▶ [PROBLEM TO SOLVE]
Select all lines holding the word "Octagonal" from the entries that follow.

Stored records

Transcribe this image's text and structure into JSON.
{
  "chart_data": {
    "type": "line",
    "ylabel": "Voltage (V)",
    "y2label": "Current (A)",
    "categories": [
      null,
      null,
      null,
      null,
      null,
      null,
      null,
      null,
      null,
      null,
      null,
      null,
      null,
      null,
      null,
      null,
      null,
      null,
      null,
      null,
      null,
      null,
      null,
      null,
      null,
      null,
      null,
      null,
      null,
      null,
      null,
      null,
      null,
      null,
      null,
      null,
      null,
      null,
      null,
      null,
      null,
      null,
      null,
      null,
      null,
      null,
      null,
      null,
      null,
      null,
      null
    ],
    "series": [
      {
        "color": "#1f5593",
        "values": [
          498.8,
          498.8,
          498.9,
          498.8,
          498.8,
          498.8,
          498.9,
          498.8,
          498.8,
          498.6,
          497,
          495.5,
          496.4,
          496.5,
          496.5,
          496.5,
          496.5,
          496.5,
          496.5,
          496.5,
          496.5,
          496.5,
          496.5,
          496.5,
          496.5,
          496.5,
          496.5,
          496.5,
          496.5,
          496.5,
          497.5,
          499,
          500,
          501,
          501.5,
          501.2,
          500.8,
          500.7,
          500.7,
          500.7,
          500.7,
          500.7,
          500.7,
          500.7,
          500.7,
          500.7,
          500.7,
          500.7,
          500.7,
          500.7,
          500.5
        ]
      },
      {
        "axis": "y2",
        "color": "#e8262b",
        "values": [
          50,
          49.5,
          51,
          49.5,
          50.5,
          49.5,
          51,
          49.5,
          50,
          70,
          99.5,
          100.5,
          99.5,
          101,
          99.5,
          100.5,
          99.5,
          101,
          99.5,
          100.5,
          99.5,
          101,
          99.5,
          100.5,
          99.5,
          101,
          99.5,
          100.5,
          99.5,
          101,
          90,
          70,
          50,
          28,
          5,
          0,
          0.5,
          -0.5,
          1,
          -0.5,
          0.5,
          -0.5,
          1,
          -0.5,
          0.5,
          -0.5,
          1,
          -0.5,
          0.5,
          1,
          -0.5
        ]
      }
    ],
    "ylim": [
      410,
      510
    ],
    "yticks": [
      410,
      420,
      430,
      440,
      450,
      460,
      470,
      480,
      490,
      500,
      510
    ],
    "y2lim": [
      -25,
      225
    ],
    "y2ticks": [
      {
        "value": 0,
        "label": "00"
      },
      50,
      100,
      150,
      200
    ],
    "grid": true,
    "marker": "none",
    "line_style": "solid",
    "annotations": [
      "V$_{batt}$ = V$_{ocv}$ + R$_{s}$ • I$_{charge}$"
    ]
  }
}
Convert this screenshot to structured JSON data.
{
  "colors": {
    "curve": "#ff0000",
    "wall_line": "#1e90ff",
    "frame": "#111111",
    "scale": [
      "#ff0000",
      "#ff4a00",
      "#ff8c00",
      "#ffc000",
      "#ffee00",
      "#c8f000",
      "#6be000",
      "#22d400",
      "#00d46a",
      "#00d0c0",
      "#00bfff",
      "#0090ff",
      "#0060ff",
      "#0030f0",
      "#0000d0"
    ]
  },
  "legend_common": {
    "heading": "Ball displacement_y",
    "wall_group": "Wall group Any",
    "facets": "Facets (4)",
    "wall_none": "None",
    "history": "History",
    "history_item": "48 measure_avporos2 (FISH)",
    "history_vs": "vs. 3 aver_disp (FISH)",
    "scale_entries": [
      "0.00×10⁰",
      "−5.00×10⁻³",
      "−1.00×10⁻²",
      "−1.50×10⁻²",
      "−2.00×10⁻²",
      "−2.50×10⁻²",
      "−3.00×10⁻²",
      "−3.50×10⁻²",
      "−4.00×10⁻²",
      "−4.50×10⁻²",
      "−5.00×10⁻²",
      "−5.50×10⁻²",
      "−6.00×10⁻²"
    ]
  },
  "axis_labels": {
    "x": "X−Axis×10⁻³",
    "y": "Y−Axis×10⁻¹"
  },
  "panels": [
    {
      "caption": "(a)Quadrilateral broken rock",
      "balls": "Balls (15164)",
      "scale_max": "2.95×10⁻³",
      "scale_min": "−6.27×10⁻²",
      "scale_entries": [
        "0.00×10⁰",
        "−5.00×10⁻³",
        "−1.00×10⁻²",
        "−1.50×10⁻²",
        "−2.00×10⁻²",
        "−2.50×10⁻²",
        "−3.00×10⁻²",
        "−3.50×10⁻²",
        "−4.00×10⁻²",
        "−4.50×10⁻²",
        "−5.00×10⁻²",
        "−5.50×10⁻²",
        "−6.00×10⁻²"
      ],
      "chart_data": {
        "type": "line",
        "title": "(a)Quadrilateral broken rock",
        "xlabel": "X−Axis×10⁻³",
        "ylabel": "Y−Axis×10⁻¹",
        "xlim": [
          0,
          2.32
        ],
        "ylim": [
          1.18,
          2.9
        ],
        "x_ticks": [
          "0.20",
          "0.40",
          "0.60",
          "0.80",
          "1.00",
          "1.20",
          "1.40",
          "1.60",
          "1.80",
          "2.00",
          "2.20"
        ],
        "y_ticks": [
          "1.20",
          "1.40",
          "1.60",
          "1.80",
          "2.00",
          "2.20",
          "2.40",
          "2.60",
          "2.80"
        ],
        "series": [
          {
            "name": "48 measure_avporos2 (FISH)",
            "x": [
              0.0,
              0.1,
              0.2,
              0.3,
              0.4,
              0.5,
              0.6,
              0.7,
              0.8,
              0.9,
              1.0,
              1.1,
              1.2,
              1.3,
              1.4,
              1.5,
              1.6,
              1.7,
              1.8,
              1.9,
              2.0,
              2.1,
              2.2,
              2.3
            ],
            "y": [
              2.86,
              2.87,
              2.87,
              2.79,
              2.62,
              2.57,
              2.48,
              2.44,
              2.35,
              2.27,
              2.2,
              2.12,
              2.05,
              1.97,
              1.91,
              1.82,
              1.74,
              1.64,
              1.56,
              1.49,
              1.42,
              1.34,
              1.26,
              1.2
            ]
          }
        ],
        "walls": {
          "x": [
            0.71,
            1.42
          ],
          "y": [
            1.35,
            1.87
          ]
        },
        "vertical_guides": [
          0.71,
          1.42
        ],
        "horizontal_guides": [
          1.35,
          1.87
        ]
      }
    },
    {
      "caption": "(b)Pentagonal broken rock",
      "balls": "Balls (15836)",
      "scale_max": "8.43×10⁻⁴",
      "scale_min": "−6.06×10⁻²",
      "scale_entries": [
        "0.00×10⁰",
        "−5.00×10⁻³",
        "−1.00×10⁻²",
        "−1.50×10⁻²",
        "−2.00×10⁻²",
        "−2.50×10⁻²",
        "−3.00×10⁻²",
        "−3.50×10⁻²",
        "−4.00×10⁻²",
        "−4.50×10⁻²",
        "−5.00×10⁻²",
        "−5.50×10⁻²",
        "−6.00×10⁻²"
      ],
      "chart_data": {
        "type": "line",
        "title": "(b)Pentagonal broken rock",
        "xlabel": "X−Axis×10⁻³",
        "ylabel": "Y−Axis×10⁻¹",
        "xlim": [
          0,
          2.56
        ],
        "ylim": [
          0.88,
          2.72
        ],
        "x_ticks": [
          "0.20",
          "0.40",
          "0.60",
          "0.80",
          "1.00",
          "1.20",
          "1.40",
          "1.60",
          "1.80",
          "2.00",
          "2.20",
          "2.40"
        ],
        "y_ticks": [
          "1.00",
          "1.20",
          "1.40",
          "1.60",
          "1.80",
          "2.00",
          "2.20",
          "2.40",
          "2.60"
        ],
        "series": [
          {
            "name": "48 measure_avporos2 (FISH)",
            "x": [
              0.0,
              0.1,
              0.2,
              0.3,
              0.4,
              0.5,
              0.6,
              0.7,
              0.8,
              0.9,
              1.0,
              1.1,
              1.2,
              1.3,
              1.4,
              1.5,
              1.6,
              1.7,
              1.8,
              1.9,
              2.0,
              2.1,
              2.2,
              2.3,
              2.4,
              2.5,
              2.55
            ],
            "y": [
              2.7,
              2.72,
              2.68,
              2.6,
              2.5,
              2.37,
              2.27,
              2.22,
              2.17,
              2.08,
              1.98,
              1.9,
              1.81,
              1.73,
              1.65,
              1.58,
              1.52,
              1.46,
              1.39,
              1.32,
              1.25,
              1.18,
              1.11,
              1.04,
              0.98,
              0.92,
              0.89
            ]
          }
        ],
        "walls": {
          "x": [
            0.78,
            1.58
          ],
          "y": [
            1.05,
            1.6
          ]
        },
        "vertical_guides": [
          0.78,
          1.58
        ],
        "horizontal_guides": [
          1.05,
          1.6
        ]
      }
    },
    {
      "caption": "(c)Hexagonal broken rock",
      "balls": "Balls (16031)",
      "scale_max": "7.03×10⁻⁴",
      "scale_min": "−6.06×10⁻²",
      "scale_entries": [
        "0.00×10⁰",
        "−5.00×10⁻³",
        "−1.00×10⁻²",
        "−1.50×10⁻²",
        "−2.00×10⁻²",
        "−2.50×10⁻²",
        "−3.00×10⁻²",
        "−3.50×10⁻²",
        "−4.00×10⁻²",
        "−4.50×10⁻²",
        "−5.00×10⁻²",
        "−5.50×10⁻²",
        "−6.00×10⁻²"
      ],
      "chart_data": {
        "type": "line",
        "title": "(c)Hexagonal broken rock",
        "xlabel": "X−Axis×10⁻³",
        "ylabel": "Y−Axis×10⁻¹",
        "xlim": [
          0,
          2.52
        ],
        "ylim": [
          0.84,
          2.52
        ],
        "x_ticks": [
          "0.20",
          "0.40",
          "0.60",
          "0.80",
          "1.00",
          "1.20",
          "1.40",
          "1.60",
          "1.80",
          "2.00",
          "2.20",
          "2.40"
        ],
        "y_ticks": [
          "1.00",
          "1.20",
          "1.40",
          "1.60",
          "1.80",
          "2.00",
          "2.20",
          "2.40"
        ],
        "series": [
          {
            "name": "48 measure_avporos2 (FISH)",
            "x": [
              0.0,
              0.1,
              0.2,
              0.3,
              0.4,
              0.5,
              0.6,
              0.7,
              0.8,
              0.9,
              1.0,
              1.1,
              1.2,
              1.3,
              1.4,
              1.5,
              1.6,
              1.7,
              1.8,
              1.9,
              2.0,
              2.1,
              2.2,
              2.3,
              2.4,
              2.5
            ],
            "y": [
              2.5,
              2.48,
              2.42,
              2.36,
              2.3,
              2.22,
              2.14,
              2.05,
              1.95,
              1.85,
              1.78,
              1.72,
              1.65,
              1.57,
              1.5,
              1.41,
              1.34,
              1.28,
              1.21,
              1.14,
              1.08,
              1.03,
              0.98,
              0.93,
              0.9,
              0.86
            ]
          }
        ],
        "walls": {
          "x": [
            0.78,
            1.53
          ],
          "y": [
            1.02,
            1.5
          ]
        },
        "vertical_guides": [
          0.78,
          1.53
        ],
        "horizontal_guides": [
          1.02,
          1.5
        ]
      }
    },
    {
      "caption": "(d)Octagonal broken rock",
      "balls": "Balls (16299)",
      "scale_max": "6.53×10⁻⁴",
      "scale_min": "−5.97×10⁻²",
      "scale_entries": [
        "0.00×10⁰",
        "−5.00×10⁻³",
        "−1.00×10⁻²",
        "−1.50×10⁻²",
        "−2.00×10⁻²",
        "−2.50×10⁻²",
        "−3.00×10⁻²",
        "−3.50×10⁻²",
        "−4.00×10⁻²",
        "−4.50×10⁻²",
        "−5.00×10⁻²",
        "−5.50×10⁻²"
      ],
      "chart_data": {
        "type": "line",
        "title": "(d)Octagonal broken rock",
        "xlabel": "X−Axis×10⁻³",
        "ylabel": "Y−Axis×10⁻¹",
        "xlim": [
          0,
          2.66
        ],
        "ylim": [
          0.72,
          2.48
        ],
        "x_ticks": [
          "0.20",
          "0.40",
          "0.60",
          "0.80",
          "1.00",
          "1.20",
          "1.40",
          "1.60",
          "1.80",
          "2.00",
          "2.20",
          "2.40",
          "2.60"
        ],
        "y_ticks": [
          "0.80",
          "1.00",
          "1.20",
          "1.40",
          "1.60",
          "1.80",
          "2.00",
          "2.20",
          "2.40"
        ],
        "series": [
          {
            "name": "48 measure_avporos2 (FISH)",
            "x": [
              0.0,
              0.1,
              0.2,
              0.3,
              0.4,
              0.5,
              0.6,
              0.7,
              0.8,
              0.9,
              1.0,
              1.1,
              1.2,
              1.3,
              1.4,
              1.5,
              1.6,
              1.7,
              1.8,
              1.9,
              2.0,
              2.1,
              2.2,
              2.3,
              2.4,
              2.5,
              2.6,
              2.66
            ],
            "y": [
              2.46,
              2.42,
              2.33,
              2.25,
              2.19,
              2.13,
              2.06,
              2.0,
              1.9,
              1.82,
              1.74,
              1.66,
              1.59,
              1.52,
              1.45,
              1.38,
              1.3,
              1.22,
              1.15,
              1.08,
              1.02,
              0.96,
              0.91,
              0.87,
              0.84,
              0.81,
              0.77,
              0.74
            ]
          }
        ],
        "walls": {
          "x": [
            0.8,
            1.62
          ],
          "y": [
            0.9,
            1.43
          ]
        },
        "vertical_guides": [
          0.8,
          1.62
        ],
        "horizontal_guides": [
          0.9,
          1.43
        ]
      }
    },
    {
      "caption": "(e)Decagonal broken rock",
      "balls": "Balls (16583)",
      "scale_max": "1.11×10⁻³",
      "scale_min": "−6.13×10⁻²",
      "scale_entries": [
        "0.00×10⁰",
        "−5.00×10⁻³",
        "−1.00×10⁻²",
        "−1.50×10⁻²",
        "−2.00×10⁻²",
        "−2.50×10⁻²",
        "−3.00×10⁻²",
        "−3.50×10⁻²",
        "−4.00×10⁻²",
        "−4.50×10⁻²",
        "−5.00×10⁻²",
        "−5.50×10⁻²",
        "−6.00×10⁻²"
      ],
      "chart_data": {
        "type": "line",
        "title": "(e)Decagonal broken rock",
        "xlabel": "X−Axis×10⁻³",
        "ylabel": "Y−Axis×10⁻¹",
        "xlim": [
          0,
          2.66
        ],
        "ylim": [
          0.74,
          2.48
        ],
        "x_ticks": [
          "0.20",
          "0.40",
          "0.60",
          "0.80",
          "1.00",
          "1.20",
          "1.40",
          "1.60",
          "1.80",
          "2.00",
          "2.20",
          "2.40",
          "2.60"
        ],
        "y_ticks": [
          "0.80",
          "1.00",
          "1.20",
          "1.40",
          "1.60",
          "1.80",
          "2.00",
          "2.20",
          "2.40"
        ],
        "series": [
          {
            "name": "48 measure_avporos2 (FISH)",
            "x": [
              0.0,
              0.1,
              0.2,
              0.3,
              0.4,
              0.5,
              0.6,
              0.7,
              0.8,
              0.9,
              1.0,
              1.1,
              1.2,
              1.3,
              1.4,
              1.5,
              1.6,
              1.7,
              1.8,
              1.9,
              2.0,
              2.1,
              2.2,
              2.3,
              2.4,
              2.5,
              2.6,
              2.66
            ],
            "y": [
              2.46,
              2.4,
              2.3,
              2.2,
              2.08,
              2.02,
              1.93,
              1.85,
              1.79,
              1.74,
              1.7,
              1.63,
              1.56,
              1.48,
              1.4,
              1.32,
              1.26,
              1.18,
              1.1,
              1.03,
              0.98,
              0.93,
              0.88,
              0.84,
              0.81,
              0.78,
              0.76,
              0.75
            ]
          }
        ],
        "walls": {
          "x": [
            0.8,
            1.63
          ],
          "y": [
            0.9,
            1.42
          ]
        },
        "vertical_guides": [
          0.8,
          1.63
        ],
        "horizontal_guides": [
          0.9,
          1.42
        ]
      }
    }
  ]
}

▶ [FULL SOLUTION]
      "caption": "(d)Octagonal broken rock",
        "title": "(d)Octagonal broken rock",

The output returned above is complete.